§ **Stated task**
Take every line that has the string "JSON" and copy it out.

[START OF Items]

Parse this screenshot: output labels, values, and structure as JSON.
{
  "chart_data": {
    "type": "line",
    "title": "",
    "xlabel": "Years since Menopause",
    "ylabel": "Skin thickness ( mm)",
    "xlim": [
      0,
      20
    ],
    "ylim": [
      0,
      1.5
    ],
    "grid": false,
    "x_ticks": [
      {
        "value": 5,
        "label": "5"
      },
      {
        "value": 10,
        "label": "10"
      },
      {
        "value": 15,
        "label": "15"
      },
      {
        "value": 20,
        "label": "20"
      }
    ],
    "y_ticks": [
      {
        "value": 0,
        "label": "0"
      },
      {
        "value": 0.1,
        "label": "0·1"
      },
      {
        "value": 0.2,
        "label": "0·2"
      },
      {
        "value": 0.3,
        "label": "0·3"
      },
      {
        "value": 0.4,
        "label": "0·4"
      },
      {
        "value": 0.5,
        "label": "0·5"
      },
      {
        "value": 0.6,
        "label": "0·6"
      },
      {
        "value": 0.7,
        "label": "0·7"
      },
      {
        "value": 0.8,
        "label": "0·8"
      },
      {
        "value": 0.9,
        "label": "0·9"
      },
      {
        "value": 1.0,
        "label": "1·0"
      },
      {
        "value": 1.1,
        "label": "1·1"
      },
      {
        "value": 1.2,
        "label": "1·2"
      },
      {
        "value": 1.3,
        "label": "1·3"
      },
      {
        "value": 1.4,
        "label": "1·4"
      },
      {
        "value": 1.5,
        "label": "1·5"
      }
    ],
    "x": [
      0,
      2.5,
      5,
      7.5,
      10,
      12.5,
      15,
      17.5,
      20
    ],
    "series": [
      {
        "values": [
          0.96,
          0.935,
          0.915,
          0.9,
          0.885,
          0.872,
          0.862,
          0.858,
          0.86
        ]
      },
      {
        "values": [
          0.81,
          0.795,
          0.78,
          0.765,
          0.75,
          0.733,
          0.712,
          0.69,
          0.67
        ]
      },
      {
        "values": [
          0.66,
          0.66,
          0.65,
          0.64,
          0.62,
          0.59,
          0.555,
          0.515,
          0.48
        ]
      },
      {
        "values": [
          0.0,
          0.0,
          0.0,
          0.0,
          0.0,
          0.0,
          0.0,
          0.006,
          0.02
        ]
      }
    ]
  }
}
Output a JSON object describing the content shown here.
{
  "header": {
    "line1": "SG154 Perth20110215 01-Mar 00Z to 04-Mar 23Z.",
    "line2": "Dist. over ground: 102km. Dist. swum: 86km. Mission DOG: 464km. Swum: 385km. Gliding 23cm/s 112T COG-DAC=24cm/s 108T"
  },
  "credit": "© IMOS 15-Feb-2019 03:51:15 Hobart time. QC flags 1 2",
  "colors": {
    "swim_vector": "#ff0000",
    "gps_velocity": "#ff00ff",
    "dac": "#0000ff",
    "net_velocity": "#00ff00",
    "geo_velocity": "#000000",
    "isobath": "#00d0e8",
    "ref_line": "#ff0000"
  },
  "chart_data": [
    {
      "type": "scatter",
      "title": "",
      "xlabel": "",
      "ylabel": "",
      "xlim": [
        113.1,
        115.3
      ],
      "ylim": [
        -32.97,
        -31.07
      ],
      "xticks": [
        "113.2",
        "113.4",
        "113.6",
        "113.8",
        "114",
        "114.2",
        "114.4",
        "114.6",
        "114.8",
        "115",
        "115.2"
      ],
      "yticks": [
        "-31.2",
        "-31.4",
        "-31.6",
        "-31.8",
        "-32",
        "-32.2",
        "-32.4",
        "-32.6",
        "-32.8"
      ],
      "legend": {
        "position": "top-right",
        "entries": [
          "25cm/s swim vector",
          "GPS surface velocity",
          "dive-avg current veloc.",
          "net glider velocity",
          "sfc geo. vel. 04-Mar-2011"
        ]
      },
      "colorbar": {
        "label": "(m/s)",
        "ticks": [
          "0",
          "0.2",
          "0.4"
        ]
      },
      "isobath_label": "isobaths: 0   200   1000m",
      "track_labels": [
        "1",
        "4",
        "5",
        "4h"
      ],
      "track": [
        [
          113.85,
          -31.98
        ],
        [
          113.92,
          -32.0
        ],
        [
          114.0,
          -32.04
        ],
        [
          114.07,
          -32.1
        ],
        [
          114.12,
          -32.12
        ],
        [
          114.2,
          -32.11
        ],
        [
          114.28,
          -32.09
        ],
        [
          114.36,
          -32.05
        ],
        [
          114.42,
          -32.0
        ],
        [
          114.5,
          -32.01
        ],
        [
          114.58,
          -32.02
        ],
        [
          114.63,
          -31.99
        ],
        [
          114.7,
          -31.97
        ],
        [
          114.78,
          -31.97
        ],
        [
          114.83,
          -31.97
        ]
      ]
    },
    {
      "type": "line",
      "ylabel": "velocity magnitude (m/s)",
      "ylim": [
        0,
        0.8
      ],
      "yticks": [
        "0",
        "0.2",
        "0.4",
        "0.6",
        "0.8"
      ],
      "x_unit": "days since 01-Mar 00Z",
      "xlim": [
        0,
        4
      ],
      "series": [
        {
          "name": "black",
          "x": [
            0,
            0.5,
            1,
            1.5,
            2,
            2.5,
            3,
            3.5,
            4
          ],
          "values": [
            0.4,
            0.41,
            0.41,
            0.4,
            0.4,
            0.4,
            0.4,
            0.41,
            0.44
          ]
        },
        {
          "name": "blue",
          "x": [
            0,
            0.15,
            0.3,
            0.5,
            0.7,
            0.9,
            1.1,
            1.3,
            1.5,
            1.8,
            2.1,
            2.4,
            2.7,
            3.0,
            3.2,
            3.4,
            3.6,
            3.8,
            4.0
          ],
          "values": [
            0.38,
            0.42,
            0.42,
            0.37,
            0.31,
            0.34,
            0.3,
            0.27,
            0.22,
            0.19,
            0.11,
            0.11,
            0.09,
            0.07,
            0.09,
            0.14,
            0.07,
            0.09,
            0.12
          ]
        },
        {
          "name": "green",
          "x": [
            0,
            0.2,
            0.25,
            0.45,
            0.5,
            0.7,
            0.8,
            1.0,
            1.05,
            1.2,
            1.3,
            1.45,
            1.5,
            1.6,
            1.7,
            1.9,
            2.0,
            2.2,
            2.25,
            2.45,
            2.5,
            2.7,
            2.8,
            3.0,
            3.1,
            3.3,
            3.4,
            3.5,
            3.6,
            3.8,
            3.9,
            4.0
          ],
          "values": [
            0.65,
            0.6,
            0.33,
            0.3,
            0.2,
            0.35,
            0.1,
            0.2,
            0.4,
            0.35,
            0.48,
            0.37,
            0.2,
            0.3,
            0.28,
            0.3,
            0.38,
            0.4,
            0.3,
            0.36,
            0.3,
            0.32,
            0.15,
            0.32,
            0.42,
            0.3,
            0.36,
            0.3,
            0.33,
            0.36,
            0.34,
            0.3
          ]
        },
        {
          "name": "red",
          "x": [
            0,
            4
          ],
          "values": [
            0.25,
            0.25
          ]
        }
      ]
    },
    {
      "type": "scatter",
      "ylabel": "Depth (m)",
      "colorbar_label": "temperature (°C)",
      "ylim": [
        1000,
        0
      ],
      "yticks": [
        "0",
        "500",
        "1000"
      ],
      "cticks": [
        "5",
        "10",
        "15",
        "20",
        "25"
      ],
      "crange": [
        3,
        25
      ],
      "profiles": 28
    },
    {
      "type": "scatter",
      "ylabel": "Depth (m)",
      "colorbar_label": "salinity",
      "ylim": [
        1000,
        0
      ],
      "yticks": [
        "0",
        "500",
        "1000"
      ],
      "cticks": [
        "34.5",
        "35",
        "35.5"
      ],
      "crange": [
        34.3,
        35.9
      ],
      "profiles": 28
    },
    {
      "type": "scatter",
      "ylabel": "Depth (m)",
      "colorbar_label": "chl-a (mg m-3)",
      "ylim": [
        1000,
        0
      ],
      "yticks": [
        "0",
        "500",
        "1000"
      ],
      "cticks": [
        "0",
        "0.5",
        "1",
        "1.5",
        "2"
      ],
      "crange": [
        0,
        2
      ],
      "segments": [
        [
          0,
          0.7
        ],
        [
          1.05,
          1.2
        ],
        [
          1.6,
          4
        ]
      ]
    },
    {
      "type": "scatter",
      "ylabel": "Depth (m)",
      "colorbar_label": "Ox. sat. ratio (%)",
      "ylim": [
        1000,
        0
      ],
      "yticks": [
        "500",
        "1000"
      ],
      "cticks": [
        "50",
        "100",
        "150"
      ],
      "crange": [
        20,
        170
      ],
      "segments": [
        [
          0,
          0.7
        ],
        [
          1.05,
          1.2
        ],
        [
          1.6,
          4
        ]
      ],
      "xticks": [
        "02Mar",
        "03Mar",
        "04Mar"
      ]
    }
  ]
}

[END OF Items]

§ **Response below**
Parse this screenshot: output labels, values, and structure as JSON.
Output a JSON object describing the content shown here.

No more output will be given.